What Are Transferable Skills? (Examples Included)

By Mike Simpson

If you’re getting ready to launch a job search, there’s a good chance you’ve tripped across information about transferable skills. Transferable skills are often touted as the key to a successful career change and getting your first job, particularly if you don’t have much direct experience.

While that’s all true, transferable skills are valuable no matter where your career takes you. In many ways, they are the secret sauce to success, helping you shift your professional direction – both slightly and dramatically – whenever the need arises.

But what are transferable skills? How do you know if you have them? Are there any great transferable skills examples that can serve as a guide? If you’re asking yourself questions like that, you’re in luck. We’re going to cover all of that and more.

What Are Transferable Skills?

Alright, before we take a close look at transferable skills examples, let’s answer an important question: what are transferable skills?

To answer that, it’s best to start with the basics. What is the transferable skills definition? Well, according to the Cambridge Dictionary, transferable skills are “skills used in one job or career that can also be used in another.” That’s pretty spot-on, really.

Any skill that you can apply to multiple different jobs and fields is transferable. That’s also why these capabilities are called “portable skills” in some circles. You can take them with you wherever you go and make use of them once you get where you’re headed.

In many cases, soft skills are the clearest example of transferable skills. They are a set of traits that help you excel in the workplace, not just when doing a particular activity.

However, that doesn’t mean hard skills aren’t portable, too. Now, hard skills usually aren’t quite as versatile as soft skills. Various kinds of technical expertise are only relevant in specific niches.

But that doesn’t mean a whole slew of jobs don’t require similar kinds of technical knowledge or experience with certain tools. That makes those hard skills transferable, though in a more limited capacity.

MIKE'S TIP: Sometimes, a skill is transferable even if it isn’t incredibly obvious that it is. For example, if you worked as a cloud engineer and then pivoted into application development, it might seem like your cloud expertise isn’t still valuable. The thing is, your cloud knowledge could be transferable. You understand the inner workings of that technology, and that’s helpful for creating applications that live in that environment. So, don’t assume what you already know isn’t valuable, as it very well could be.

In the end, any skill that you can apply in more than one job can be considered portable. Some may be more versatile than others, as certain ones are only transferable within a specific context. But some are applicable to nearly any kind of role, making them potent additions to your arsenal of capabilities.

How Are Transferable Skills Relevant to a Job Search?

Saying that transferable skills are incredibly relevant to your career feels like a massive understatement. Those capabilities are little job search powerhouse. Not only can they help you identify opportunities, but they can make you a stronger candidate for most positions you may want to land.

On the job search side of the equation, let’s focus on a few commonly-held transferable skills: research, communication, and organization. Those can all help you throughout the hiring process. They make it easier to identify job ads that meet your needs, track your applications, communicate with hiring managers, and more.

And that’s just three skills that fall into that “portable” category. Many others can also boost your job search.

Once you land a job, those same skills can support your success on the job. Using the example skills above, they help you with problem-solving, time management, and collaboration. All of that is crucial in essentially any role.

Really, that just scratches the surface of how transferable skills make a difference. Plus, most of these are in-demand capabilities that hiring managers want to find in candidates. Bonus!

▶ **DATA LINES**
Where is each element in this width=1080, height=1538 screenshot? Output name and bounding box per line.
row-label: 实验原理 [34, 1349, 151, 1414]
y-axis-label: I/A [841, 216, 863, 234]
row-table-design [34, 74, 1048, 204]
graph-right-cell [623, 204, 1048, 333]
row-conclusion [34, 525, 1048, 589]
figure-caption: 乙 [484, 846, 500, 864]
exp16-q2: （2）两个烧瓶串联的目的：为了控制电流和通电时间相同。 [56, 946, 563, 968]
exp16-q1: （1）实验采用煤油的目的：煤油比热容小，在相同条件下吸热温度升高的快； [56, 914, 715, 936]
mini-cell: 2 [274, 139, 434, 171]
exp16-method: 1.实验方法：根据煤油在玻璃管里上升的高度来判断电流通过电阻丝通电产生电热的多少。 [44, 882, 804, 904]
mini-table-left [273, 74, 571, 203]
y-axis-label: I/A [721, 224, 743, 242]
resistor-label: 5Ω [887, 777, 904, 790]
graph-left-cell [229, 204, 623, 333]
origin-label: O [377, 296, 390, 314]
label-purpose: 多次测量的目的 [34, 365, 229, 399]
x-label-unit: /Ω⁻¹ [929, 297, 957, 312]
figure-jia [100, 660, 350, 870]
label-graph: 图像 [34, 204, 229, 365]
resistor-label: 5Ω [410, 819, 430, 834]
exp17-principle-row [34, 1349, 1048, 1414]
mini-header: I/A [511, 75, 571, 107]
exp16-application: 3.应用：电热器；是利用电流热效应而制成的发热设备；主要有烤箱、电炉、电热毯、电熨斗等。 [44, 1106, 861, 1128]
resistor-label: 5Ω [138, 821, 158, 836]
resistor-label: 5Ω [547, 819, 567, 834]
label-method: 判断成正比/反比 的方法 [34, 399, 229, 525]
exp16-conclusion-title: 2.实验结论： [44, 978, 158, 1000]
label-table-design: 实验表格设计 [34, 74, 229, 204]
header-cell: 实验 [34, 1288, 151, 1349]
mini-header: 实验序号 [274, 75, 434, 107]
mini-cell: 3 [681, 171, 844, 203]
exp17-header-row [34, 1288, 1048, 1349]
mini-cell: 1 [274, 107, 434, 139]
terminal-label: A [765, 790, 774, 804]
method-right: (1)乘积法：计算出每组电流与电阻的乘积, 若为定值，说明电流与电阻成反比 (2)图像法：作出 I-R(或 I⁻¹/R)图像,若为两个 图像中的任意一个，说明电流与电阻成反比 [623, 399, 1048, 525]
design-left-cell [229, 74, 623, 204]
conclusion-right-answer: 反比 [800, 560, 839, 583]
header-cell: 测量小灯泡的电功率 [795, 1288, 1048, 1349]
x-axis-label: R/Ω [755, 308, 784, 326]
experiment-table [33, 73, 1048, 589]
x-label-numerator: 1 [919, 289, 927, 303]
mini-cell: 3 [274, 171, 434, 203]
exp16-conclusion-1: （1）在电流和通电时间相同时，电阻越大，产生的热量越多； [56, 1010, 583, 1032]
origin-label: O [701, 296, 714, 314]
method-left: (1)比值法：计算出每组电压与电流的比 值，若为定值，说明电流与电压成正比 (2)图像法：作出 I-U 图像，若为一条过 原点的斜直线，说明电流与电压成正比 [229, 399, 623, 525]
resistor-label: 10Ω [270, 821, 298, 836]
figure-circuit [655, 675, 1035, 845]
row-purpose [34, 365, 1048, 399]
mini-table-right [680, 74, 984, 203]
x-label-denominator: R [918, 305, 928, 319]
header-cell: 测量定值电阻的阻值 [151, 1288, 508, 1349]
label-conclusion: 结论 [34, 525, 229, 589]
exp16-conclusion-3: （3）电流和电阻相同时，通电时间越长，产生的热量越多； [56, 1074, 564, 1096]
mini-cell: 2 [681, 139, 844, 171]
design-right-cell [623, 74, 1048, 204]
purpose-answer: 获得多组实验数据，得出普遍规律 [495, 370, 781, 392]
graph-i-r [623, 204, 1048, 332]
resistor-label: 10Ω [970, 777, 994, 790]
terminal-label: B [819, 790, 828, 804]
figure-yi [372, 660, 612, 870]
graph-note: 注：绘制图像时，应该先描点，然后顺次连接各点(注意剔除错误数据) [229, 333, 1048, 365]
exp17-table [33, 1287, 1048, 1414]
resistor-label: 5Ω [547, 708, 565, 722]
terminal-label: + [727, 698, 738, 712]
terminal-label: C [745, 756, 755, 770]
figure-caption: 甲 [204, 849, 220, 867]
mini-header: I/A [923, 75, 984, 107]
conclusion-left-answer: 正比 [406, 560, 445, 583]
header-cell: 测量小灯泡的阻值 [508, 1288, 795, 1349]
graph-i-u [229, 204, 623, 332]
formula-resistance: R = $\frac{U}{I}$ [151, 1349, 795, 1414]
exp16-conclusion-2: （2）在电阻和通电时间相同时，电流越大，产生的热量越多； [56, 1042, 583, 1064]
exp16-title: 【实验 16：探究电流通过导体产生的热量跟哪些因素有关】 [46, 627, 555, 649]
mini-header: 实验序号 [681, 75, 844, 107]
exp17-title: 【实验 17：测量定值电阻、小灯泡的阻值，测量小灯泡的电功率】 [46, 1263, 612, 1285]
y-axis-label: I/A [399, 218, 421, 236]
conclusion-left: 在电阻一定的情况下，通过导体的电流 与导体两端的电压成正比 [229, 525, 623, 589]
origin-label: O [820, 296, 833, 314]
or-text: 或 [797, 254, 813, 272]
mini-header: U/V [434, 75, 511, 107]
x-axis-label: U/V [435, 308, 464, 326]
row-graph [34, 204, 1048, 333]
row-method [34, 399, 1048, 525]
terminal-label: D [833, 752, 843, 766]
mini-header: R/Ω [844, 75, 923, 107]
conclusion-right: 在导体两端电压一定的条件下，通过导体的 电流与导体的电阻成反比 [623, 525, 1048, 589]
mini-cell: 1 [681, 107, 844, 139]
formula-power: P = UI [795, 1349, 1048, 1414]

▶ **EXERCISE TASK A**
Retype the part of the transferable skills article from "In many cases, soft" to "a particular activity." word for word.
▶ **EXERCISE TASK B**
Translate this sentence from the transferable skills article into Spanish: "Any skill that you can apply to multiple different jobs and fields is transferable."

▶ **EXERCISE SOLUTION A**
In many cases, soft skills are the clearest example of transferable skills. They are a set of traits that help you excel in the workplace, not just when doing a particular activity.

▶ **EXERCISE SOLUTION B**
Cualquier habilidad que puedas aplicar a múltiples trabajos y campos diferentes es transferible.